— Start of DATASET ENTRIES —

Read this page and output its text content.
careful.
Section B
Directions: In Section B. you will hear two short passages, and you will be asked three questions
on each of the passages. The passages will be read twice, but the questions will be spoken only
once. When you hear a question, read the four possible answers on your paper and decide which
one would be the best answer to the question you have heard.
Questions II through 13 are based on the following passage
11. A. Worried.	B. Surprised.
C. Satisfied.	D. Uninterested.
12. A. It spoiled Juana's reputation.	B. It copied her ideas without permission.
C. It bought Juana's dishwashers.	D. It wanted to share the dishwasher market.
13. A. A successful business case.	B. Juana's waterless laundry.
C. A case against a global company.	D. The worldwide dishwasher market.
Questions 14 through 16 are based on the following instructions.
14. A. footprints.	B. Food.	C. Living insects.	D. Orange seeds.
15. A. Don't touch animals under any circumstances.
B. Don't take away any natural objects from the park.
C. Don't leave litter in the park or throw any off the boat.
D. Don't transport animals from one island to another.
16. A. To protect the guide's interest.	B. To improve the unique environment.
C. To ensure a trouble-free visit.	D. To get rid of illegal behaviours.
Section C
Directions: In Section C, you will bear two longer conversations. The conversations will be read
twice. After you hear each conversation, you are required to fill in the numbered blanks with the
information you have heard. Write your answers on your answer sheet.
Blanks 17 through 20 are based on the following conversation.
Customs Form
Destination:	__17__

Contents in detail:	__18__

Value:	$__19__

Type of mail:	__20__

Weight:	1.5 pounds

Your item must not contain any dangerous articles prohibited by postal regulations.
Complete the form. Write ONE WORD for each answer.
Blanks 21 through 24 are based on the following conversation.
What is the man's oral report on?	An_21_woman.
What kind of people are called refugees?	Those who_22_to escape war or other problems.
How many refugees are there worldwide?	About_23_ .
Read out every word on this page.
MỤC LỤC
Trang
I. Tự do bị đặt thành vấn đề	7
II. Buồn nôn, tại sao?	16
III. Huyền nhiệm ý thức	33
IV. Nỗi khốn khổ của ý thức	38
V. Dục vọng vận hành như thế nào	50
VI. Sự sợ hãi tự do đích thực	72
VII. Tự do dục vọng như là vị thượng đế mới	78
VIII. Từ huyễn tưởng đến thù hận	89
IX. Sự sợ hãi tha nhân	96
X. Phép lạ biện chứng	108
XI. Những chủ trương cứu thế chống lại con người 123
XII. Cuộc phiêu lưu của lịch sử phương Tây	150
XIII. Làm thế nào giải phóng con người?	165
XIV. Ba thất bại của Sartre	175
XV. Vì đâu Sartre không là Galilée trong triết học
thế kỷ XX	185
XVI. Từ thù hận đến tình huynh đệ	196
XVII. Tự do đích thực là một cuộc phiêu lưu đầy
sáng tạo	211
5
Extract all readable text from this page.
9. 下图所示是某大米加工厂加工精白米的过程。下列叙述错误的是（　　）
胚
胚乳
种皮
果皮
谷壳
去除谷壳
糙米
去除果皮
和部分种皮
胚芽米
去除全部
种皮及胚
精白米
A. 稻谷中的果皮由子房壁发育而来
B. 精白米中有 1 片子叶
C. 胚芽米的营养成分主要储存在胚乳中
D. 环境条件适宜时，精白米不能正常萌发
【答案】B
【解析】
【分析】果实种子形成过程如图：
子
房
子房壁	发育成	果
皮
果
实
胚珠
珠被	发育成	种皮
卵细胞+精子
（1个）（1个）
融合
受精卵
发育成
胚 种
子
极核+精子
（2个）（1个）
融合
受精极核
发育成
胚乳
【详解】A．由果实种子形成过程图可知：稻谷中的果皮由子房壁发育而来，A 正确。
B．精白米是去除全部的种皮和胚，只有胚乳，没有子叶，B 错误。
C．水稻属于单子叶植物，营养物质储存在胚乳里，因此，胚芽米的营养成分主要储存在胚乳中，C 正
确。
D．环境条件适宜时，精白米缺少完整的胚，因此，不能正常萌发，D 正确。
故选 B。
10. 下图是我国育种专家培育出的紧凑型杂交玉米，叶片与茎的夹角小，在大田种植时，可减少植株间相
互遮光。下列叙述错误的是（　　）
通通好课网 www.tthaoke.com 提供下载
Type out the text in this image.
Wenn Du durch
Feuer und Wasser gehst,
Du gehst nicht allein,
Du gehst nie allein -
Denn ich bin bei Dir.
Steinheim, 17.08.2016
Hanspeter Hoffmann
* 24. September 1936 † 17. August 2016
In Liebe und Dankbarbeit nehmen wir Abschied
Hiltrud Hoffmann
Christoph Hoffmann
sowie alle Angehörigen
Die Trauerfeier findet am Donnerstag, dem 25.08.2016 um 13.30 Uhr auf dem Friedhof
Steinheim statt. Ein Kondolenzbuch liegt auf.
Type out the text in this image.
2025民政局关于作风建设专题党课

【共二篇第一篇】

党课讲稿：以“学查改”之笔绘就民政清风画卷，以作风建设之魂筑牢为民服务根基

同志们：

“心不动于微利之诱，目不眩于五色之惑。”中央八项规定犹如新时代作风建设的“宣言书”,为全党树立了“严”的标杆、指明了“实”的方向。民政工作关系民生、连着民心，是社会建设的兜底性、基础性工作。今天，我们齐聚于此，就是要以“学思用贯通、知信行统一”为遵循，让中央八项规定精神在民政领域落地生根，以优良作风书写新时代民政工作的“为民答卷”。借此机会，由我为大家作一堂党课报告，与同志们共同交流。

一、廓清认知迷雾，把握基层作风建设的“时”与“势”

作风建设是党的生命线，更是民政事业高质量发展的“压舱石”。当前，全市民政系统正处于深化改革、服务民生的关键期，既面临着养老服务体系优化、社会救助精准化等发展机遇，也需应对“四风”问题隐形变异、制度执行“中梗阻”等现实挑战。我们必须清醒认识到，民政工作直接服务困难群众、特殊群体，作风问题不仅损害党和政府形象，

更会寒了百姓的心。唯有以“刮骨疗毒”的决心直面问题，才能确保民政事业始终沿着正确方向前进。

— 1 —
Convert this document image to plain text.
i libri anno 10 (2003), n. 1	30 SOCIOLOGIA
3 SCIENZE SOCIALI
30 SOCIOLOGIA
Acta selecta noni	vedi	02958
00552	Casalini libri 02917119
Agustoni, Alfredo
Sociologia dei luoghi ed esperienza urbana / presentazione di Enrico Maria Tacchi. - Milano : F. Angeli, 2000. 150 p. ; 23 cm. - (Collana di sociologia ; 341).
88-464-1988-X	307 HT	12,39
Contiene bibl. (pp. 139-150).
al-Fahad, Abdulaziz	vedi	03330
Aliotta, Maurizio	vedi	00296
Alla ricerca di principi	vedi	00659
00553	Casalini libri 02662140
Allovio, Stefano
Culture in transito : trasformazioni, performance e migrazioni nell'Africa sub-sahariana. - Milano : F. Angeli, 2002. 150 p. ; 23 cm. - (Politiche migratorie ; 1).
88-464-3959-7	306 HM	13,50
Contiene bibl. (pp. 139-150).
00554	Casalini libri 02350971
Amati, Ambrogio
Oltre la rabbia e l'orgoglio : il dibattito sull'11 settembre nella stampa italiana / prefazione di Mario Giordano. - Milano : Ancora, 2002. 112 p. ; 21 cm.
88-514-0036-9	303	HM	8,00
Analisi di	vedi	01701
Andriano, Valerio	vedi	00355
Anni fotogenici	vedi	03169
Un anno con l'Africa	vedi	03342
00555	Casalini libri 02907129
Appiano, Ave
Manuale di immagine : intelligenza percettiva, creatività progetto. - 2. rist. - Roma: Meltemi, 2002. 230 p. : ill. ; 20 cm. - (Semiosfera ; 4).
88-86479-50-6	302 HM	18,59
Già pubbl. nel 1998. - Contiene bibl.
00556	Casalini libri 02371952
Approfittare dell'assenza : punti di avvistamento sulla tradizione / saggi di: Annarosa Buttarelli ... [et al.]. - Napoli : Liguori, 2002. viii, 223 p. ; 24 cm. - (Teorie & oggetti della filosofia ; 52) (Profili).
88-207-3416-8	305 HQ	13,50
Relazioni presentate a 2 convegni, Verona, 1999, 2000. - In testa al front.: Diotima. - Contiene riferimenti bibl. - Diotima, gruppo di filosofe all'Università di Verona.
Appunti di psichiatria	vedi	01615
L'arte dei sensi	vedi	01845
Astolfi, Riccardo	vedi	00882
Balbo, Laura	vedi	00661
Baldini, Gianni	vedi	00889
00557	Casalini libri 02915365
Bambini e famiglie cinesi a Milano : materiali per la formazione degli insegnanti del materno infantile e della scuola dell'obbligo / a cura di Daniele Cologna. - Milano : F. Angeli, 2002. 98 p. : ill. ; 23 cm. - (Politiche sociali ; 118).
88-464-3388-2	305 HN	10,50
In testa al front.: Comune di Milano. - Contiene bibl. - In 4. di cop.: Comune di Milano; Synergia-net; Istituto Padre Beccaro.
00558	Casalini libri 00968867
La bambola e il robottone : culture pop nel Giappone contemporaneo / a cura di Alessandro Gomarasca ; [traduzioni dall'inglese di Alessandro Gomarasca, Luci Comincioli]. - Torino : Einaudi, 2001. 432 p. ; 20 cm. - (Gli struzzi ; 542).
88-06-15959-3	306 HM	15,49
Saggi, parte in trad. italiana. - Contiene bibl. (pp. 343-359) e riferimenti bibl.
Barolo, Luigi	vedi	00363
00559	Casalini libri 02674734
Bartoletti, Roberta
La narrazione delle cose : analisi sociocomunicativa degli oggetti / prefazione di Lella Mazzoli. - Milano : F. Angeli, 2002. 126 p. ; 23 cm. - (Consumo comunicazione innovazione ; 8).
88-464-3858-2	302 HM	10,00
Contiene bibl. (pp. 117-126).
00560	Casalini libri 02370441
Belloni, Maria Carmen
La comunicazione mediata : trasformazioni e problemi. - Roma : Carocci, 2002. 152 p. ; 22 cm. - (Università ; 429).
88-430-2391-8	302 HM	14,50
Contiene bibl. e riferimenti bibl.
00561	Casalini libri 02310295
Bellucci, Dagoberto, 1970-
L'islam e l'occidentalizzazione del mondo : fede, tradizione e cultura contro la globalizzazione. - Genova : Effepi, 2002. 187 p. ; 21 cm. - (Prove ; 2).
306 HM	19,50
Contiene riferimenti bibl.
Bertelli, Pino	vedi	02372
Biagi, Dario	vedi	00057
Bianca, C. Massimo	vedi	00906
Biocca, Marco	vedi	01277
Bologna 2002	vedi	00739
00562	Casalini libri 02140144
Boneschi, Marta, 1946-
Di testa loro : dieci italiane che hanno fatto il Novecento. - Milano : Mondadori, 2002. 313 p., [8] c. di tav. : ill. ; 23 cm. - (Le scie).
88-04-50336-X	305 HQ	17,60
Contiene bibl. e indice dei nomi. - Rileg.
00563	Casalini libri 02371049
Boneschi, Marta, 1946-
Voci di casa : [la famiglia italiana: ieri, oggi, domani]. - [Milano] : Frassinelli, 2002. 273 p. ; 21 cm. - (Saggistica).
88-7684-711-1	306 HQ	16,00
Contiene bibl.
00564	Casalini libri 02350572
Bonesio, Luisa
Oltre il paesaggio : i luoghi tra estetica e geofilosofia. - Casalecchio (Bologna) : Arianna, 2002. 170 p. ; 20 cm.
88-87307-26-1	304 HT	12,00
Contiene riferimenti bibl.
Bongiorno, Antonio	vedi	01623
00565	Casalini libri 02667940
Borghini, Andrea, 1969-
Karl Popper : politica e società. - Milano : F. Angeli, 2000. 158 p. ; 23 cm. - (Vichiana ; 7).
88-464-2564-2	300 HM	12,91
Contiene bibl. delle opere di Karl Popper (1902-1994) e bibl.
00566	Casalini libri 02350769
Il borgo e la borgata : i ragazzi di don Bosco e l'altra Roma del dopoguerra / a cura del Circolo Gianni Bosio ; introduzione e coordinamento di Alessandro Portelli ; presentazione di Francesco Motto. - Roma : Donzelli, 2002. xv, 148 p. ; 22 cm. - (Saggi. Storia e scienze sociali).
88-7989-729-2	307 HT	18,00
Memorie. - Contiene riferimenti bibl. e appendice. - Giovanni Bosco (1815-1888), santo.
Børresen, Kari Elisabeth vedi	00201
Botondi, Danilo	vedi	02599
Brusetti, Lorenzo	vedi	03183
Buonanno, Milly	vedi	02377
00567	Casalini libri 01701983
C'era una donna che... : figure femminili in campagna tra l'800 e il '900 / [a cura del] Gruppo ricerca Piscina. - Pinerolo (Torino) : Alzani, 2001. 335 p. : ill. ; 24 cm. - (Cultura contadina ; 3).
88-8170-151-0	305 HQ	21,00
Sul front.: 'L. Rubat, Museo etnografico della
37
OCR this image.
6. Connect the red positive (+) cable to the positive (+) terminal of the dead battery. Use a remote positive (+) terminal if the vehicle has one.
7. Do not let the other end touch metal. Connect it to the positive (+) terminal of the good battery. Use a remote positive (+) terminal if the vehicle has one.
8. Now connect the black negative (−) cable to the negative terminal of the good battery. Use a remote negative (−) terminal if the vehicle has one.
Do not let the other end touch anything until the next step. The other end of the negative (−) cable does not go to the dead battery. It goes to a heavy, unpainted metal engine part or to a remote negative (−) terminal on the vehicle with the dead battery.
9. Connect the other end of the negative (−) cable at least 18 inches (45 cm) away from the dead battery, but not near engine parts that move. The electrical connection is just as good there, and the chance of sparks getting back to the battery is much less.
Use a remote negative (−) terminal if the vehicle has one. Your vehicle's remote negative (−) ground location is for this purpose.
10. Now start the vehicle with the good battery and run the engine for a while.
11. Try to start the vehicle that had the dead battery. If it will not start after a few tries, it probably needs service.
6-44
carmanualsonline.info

— End of DATASET ENTRIES —

Which lines contain "front"? Show each of them.

Relazioni presentate a 2 convegni, Verona, 1999, 2000. - In testa al front.: Diotima. - Contiene riferimenti bibl. - Diotima, gruppo di filosofe all'Università di Verona.
In testa al front.: Comune di Milano. - Contiene bibl. - In 4. di cop.: Comune di Milano; Synergia-net; Istituto Padre Beccaro.
Sul front.: 'L. Rubat, Museo etnografico della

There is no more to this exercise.